__WHAT IS EXPECTED__. Exactly as written, print each record in the listing.

__SOURCE DATA__.
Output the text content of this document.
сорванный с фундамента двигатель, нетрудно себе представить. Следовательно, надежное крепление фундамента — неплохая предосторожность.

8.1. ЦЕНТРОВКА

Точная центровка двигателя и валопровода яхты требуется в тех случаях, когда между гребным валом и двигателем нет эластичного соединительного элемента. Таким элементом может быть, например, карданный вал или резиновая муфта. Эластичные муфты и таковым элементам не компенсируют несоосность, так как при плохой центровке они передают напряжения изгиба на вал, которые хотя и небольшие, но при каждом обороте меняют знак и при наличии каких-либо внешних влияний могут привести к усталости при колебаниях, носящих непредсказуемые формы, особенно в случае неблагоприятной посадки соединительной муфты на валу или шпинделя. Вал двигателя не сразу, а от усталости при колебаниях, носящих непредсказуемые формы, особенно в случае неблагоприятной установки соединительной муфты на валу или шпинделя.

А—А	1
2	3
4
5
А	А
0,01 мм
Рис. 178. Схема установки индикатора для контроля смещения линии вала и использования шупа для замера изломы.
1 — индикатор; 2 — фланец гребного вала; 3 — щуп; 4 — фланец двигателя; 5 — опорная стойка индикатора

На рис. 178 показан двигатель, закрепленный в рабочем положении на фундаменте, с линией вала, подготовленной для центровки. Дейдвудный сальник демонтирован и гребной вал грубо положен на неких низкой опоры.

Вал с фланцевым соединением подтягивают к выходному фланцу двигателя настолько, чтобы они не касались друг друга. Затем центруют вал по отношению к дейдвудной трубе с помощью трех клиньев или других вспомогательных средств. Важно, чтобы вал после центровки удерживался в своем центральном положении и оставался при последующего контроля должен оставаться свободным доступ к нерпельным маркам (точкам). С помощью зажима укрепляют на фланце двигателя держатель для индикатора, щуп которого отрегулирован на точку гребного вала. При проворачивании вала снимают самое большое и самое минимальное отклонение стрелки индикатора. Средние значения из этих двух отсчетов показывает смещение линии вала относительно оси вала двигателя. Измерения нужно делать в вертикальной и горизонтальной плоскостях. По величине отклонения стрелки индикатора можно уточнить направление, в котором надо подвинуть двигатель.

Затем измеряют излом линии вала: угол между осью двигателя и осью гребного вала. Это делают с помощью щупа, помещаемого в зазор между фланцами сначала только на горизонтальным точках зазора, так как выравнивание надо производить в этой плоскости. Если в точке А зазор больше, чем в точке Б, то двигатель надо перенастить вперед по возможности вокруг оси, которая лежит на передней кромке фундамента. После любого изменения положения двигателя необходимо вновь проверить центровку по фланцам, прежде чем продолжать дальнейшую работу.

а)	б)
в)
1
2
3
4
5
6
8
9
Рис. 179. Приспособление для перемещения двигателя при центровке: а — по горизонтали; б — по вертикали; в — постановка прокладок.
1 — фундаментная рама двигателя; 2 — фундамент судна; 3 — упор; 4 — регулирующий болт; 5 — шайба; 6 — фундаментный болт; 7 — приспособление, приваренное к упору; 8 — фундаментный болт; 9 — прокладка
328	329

__SOLUTION TO THE EXERCISE__.
Output the text content of this document.
сорванный с фундамента двигатель, нетрудно себе представить. Следовательно, надежное крепление фундамента — неплохая предосторожность.

8.1. ЦЕНТРОВКА

Точная центровка двигателя и валопровода яхты требуется в тех случаях, когда между гребным валом и двигателем нет эластичного соединительного элемента. Таким элементом может быть, например, карданный вал или резиновая муфта. Эластичные муфты и таковым элементам не компенсируют несоосность, так как при плохой центровке они передают напряжения изгиба на вал, которые хотя и небольшие, но при каждом обороте меняют знак и при наличии каких-либо внешних влияний могут привести к усталости при колебаниях, носящих непредсказуемые формы, особенно в случае неблагоприятной посадки соединительной муфты на валу или шпинделя. Вал двигателя не сразу, а от усталости при колебаниях, носящих непредсказуемые формы, особенно в случае неблагоприятной установки соединительной муфты на валу или шпинделя.

А—А	1
2	3
4
5
А	А
0,01 мм
Рис. 178. Схема установки индикатора для контроля смещения линии вала и использования шупа для замера изломы.
1 — индикатор; 2 — фланец гребного вала; 3 — щуп; 4 — фланец двигателя; 5 — опорная стойка индикатора

На рис. 178 показан двигатель, закрепленный в рабочем положении на фундаменте, с линией вала, подготовленной для центровки. Дейдвудный сальник демонтирован и гребной вал грубо положен на неких низкой опоры.

Вал с фланцевым соединением подтягивают к выходному фланцу двигателя настолько, чтобы они не касались друг друга. Затем центруют вал по отношению к дейдвудной трубе с помощью трех клиньев или других вспомогательных средств. Важно, чтобы вал после центровки удерживался в своем центральном положении и оставался при последующего контроля должен оставаться свободным доступ к нерпельным маркам (точкам). С помощью зажима укрепляют на фланце двигателя держатель для индикатора, щуп которого отрегулирован на точку гребного вала. При проворачивании вала снимают самое большое и самое минимальное отклонение стрелки индикатора. Средние значения из этих двух отсчетов показывает смещение линии вала относительно оси вала двигателя. Измерения нужно делать в вертикальной и горизонтальной плоскостях. По величине отклонения стрелки индикатора можно уточнить направление, в котором надо подвинуть двигатель.

Затем измеряют излом линии вала: угол между осью двигателя и осью гребного вала. Это делают с помощью щупа, помещаемого в зазор между фланцами сначала только на горизонтальным точках зазора, так как выравнивание надо производить в этой плоскости. Если в точке А зазор больше, чем в точке Б, то двигатель надо перенастить вперед по возможности вокруг оси, которая лежит на передней кромке фундамента. После любого изменения положения двигателя необходимо вновь проверить центровку по фланцам, прежде чем продолжать дальнейшую работу.

а)	б)
в)
1
2
3
4
5
6
8
9
Рис. 179. Приспособление для перемещения двигателя при центровке: а — по горизонтали; б — по вертикали; в — постановка прокладок.
1 — фундаментная рама двигателя; 2 — фундамент судна; 3 — упор; 4 — регулирующий болт; 5 — шайба; 6 — фундаментный болт; 7 — приспособление, приваренное к упору; 8 — фундаментный болт; 9 — прокладка
328	329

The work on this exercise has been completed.